» INSTRUCTION: Give the number of lines in the data that hold the string "presents". Nothing else is needed.

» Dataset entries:
■ ■ ■ ■

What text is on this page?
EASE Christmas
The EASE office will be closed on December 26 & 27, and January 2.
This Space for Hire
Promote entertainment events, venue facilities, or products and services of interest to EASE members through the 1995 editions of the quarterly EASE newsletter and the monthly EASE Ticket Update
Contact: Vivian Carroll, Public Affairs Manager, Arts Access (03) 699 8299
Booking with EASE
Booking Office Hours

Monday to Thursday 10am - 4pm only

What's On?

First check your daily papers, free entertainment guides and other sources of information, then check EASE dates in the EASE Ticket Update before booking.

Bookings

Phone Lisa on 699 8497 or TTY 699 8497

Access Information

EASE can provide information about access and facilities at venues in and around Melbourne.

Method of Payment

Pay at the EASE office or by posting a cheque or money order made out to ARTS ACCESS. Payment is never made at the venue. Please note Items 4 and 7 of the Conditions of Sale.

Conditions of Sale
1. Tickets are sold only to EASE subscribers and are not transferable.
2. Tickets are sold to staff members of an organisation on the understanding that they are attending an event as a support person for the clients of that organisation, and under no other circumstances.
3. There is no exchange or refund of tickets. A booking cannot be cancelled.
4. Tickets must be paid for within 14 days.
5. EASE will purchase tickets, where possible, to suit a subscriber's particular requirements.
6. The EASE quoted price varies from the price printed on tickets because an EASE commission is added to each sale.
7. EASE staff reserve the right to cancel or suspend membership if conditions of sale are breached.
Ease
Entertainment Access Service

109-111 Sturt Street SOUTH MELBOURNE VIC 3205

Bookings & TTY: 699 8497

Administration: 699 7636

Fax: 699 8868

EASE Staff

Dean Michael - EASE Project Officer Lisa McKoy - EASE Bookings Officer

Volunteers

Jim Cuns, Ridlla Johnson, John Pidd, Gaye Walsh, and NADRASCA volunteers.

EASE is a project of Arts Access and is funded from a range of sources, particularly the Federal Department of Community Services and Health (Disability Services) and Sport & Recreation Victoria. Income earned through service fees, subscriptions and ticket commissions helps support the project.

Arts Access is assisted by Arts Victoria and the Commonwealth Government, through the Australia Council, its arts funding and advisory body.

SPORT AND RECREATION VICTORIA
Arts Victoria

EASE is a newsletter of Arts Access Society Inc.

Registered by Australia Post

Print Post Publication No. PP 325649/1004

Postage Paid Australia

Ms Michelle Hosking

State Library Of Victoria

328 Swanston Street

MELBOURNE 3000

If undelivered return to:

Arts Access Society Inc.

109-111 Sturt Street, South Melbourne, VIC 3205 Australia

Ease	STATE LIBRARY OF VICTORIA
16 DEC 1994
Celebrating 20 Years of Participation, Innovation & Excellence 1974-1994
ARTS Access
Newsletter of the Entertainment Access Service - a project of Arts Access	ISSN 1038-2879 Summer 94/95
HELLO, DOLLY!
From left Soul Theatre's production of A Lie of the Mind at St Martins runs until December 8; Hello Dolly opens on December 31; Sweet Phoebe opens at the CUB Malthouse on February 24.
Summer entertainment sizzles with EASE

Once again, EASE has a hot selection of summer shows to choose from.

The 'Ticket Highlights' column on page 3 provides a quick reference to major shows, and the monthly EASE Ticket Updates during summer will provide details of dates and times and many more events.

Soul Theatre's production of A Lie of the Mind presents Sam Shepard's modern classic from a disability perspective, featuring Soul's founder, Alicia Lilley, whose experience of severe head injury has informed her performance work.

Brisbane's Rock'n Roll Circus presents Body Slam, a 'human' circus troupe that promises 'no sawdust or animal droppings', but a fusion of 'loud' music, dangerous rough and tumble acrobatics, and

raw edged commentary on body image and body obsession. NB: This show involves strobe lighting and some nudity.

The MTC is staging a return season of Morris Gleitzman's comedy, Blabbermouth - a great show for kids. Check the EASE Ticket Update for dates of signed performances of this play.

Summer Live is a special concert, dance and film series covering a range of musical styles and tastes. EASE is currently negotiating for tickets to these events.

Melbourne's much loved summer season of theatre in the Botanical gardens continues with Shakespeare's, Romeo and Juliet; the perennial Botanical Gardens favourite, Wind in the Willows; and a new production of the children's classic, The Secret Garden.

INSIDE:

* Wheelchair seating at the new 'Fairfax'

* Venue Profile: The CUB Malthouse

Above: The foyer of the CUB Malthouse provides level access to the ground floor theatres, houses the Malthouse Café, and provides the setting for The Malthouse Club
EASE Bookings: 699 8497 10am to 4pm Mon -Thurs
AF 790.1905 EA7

■ ■ ■ ■

» ANSWER FOR THIS EXERCISE: 2